====== EXTRAIT DU TEXTE ======

La société engage 15 milliards de DKK dans un rachat d'actions
Novo Nordisk a confirmé le 23 mars 2026 qu'elle poursuivait son programme de rachat d'actions précédemment annoncé. Le plan, initié le 4 février 2026, autorise la société à racheter jusqu'à 15 milliards de DKK de ses propres actions sur une période de 12 mois. Cette stratégie de retour de capital est un outil conventionnel utilisé pour augmenter le bénéfice par action (BPA) en réduisant le nombre d'actions en circulation et pour signaler au marché que la direction estime que l'action est sous-évaluée. L'exécution du rachat offre un soutien significatif aux prix à un moment critique pour l'entreprise.

======

CONSIGNE: Recopiez, dans le texte sur le rachat d'actions de Novo Nordisk, tout ce qui va de « La société engage » jusqu'à « critique pour l'entreprise. », en substituant « 20 milliards de DKK » à « 15 milliards de DKK ». Cette liste provient d'une source distincte de celle du texte.

====== DONNÉES DE L'EXERCICE ======

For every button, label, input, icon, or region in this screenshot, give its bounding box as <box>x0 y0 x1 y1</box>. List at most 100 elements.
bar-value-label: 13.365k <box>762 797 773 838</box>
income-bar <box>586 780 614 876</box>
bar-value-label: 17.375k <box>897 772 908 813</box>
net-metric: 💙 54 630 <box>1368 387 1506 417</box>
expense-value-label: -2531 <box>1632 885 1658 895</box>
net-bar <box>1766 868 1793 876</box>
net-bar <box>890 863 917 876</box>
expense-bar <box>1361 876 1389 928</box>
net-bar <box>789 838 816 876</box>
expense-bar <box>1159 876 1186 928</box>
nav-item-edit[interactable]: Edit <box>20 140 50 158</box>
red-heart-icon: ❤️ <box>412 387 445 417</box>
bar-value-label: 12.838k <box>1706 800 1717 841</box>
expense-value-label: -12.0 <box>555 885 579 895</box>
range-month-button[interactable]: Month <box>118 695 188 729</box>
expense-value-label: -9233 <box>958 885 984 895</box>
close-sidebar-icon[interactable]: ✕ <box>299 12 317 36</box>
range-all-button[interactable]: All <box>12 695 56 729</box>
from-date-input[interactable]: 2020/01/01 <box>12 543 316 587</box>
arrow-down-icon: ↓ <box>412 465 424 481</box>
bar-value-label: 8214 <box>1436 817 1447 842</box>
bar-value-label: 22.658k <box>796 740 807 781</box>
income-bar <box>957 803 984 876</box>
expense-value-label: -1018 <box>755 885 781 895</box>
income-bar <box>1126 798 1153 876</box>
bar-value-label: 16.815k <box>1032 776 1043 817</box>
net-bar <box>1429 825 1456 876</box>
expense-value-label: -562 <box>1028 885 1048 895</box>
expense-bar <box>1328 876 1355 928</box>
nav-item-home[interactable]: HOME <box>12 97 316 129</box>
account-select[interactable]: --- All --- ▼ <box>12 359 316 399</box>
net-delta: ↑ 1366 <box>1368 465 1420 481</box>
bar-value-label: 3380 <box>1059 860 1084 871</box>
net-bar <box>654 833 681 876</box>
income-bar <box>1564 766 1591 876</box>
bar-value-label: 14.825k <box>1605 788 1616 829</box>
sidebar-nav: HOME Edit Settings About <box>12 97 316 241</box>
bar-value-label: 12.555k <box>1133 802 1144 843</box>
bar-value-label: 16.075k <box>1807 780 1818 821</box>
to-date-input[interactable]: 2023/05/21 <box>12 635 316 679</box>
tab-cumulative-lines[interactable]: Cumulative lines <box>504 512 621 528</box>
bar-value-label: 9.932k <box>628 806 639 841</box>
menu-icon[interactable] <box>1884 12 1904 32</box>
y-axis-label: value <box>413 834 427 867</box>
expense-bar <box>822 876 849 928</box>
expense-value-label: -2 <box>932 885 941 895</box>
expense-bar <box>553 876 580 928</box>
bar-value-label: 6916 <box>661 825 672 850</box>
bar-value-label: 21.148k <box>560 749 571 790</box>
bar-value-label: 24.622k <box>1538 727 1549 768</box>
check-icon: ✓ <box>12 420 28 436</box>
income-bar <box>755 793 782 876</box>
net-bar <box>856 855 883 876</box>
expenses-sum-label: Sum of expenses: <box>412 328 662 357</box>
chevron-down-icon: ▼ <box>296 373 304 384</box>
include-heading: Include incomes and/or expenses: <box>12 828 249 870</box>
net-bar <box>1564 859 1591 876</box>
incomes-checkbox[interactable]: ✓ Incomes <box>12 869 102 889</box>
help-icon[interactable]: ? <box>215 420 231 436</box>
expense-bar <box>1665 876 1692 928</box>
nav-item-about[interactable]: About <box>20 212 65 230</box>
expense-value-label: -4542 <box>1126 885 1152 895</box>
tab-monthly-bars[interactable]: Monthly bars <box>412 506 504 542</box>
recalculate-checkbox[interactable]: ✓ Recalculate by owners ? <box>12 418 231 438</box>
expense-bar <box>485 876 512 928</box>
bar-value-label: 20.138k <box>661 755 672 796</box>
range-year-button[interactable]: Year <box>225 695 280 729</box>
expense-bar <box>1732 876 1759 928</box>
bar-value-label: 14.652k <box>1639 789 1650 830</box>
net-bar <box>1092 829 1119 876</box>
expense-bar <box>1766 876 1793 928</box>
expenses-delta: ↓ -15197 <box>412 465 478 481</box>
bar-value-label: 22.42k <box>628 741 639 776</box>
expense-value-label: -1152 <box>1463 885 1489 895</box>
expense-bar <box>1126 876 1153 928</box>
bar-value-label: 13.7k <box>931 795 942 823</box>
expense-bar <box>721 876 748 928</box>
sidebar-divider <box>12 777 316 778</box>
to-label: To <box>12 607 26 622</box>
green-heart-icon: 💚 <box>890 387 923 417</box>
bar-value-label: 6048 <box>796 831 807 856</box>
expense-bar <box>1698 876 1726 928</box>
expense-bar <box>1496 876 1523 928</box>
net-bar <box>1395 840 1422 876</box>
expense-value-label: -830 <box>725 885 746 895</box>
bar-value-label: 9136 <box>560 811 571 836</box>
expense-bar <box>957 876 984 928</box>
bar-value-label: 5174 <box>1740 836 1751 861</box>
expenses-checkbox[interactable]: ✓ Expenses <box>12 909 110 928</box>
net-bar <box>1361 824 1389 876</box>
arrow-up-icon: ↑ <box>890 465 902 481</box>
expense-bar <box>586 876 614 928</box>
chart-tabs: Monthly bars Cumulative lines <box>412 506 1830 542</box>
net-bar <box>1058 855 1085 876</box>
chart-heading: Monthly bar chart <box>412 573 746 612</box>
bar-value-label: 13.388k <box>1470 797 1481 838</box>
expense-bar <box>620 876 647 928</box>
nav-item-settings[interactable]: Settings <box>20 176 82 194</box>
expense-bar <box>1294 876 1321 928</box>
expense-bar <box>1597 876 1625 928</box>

======

CORRIGÉ DÉTAILLÉ:
La société engage 20 milliards de DKK dans un rachat d'actions
Novo Nordisk a confirmé le 23 mars 2026 qu'elle poursuivait son programme de rachat d'actions précédemment annoncé. Le plan, initié le 4 février 2026, autorise la société à racheter jusqu'à 20 milliards de DKK de ses propres actions sur une période de 12 mois. Cette stratégie de retour de capital est un outil conventionnel utilisé pour augmenter le bénéfice par action (BPA) en réduisant le nombre d'actions en circulation et pour signaler au marché que la direction estime que l'action est sous-évaluée. L'exécution du rachat offre un soutien significatif aux prix à un moment critique pour l'entreprise.